[Dataset records]
>> BEGIN
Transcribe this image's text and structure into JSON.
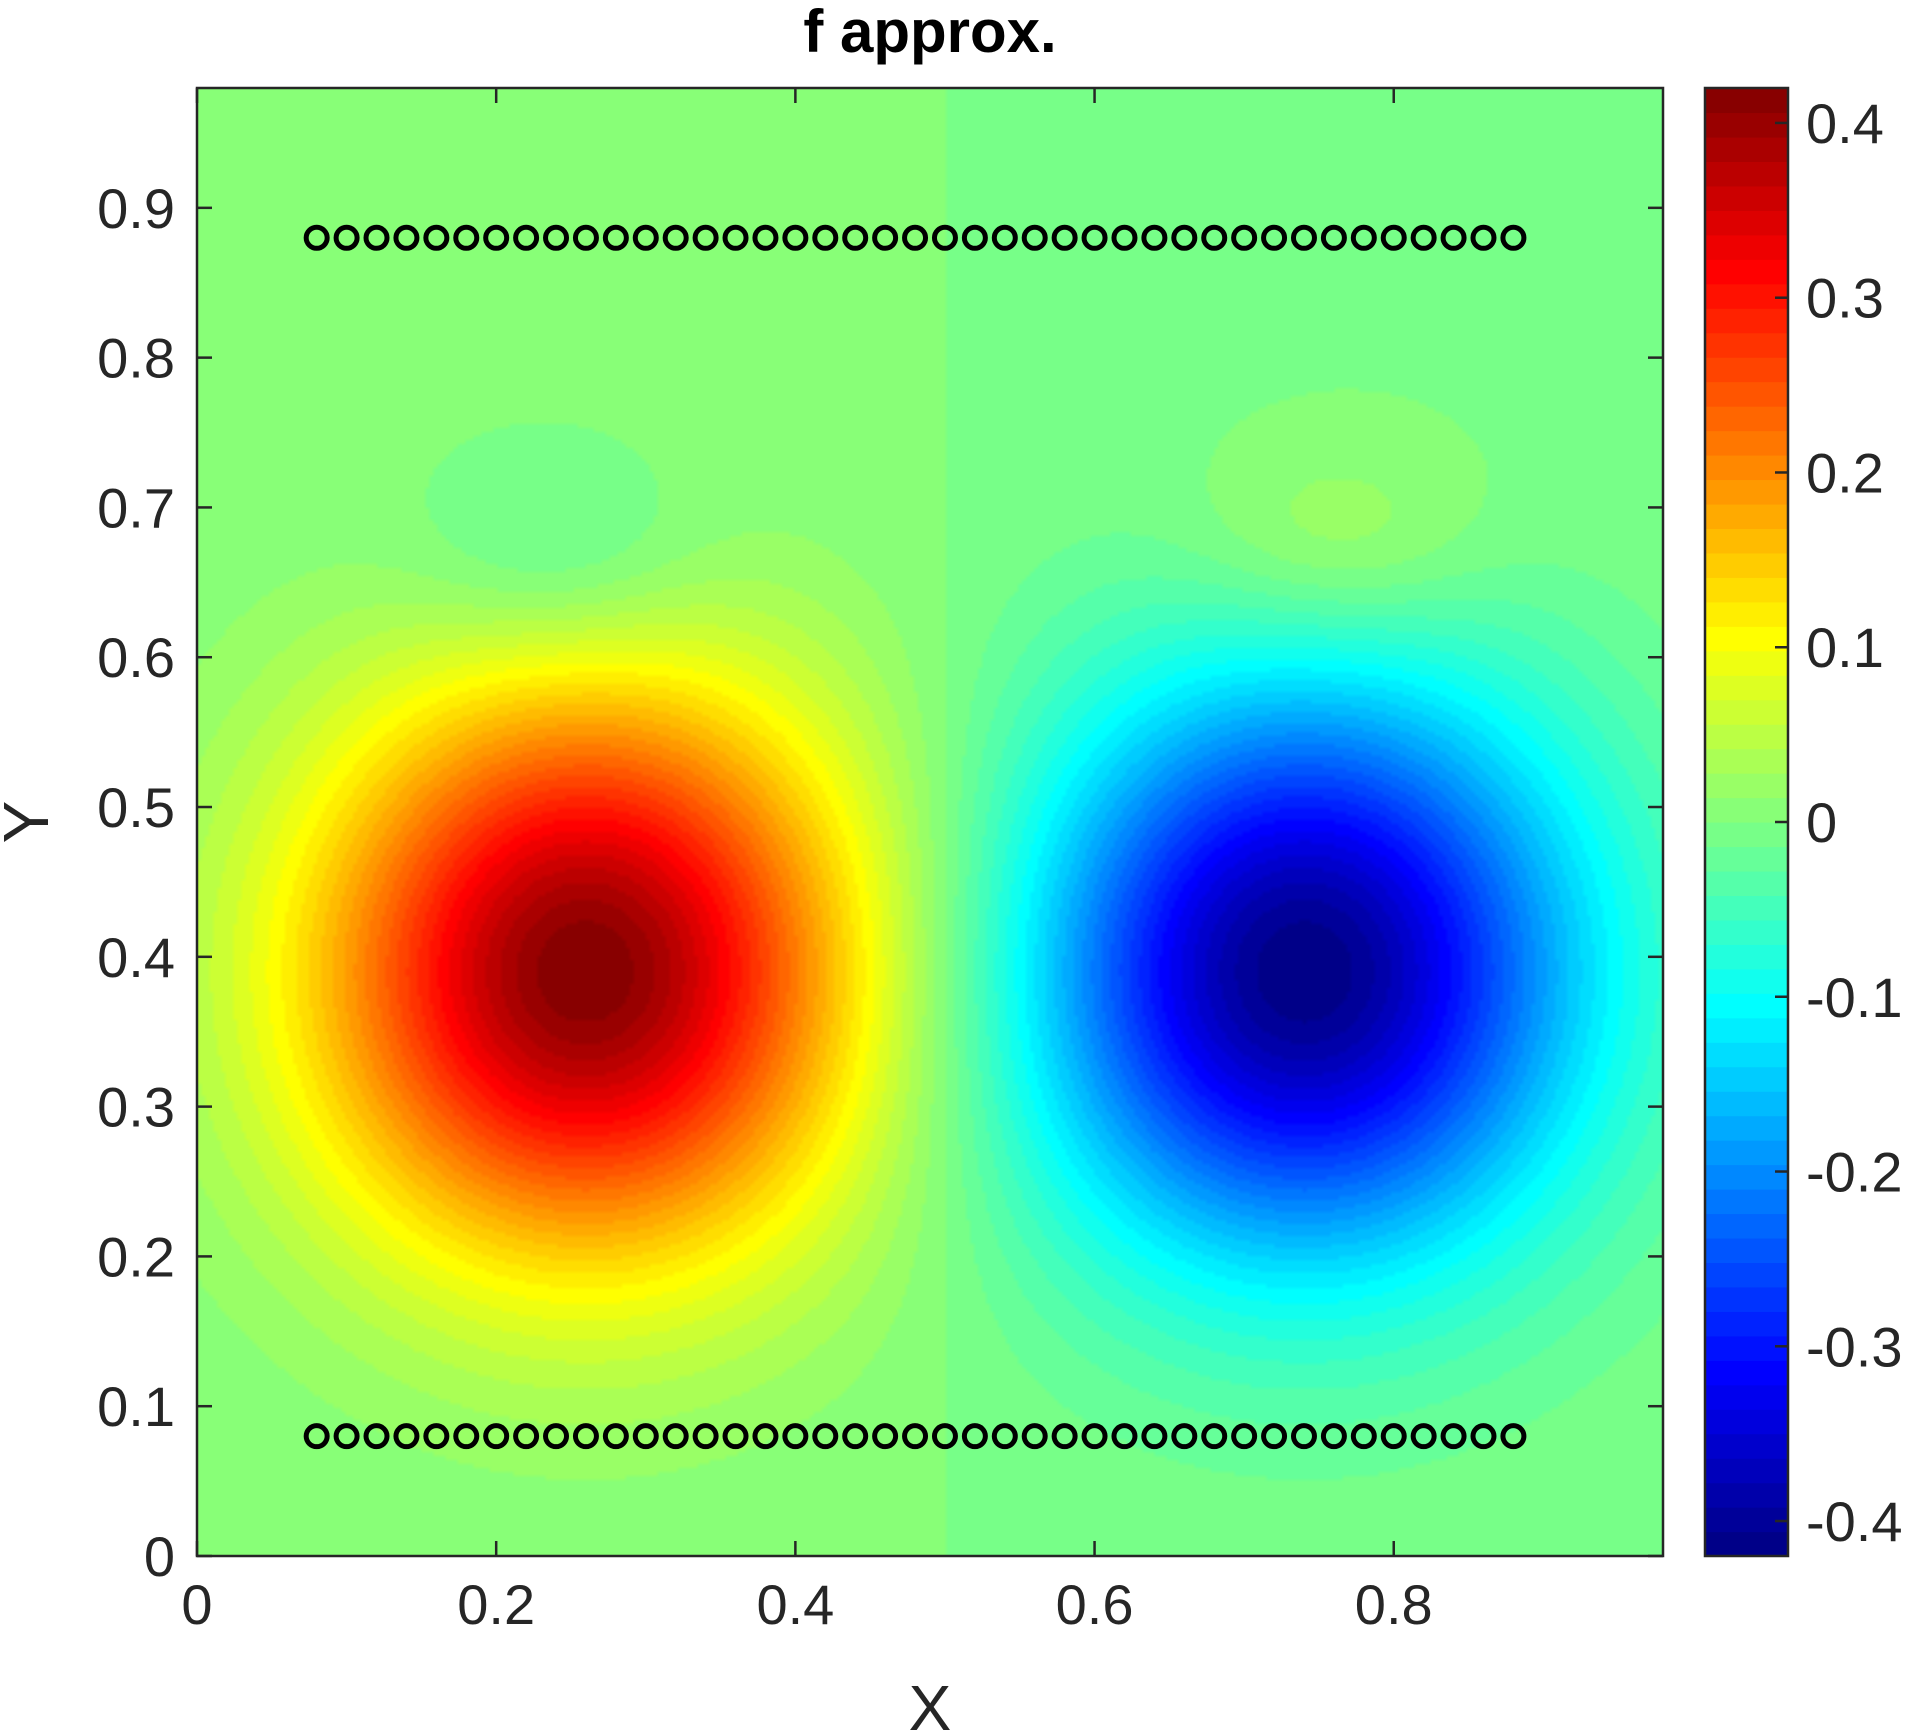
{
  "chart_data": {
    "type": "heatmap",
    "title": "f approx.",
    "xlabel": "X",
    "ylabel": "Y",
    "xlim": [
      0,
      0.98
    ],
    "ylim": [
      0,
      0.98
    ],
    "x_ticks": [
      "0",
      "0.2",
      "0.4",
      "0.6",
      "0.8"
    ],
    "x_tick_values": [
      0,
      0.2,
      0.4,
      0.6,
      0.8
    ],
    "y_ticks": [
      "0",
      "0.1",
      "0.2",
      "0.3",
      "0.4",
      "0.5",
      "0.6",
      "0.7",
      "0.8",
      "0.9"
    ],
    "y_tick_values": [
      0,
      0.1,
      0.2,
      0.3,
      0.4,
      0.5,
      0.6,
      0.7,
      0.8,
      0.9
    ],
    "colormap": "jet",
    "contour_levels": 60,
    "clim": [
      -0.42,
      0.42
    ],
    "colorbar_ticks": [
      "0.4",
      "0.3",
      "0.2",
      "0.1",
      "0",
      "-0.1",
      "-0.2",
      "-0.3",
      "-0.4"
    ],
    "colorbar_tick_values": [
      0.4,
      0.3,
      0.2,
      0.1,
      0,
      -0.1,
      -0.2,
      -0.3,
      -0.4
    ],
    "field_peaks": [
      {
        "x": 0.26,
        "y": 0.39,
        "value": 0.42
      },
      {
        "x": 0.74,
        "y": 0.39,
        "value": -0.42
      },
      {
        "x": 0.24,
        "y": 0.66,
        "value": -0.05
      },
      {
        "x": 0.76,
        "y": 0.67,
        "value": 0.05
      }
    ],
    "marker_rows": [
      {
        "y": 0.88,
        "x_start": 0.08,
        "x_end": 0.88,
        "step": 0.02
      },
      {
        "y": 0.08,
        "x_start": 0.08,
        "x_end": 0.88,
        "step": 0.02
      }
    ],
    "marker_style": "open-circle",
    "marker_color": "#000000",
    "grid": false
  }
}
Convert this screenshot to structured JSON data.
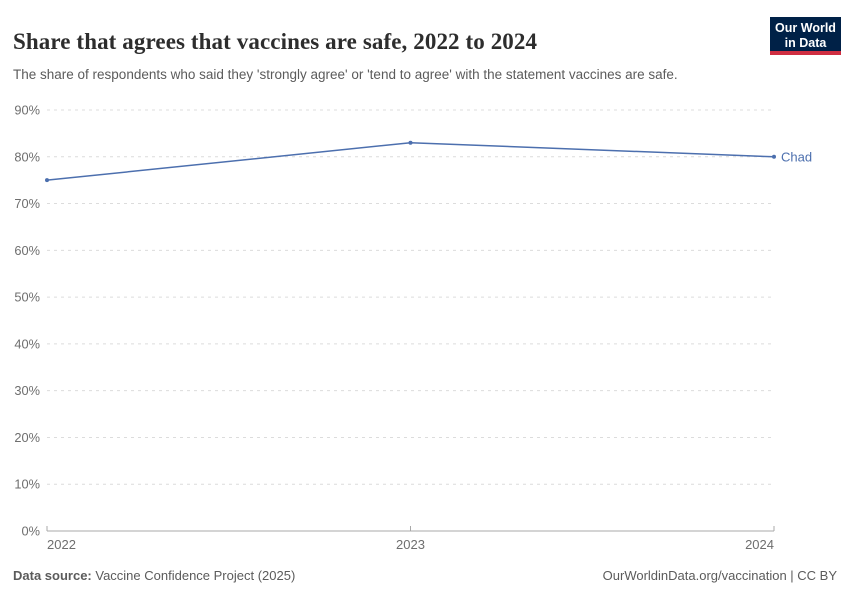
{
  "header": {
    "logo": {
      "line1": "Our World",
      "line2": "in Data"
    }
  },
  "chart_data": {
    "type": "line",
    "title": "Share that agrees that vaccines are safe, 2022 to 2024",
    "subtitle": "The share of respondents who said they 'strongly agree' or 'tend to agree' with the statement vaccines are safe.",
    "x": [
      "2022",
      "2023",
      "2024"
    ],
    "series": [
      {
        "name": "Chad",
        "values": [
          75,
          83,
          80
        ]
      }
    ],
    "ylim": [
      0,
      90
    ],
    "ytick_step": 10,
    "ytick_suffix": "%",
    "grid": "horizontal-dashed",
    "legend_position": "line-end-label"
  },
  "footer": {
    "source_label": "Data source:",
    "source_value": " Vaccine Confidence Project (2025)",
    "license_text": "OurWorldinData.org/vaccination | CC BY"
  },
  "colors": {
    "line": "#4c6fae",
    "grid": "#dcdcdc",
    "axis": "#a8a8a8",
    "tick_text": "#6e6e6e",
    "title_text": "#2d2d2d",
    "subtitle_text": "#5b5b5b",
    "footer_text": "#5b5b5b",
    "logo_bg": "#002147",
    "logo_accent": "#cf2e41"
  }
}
>> END
Make an exact copy of only those lines that run from the line with "Convert this screenshot" through the end of the records, excluding pictures.

Finished task>
Convert this screenshot to structured JSON data.
{
  "header": {
    "logo": {
      "line1": "Our World",
      "line2": "in Data"
    }
  },
  "chart_data": {
    "type": "line",
    "title": "Share that agrees that vaccines are safe, 2022 to 2024",
    "subtitle": "The share of respondents who said they 'strongly agree' or 'tend to agree' with the statement vaccines are safe.",
    "x": [
      "2022",
      "2023",
      "2024"
    ],
    "series": [
      {
        "name": "Chad",
        "values": [
          75,
          83,
          80
        ]
      }
    ],
    "ylim": [
      0,
      90
    ],
    "ytick_step": 10,
    "ytick_suffix": "%",
    "grid": "horizontal-dashed",
    "legend_position": "line-end-label"
  },
  "footer": {
    "source_label": "Data source:",
    "source_value": " Vaccine Confidence Project (2025)",
    "license_text": "OurWorldinData.org/vaccination | CC BY"
  },
  "colors": {
    "line": "#4c6fae",
    "grid": "#dcdcdc",
    "axis": "#a8a8a8",
    "tick_text": "#6e6e6e",
    "title_text": "#2d2d2d",
    "subtitle_text": "#5b5b5b",
    "footer_text": "#5b5b5b",
    "logo_bg": "#002147",
    "logo_accent": "#cf2e41"
  }
}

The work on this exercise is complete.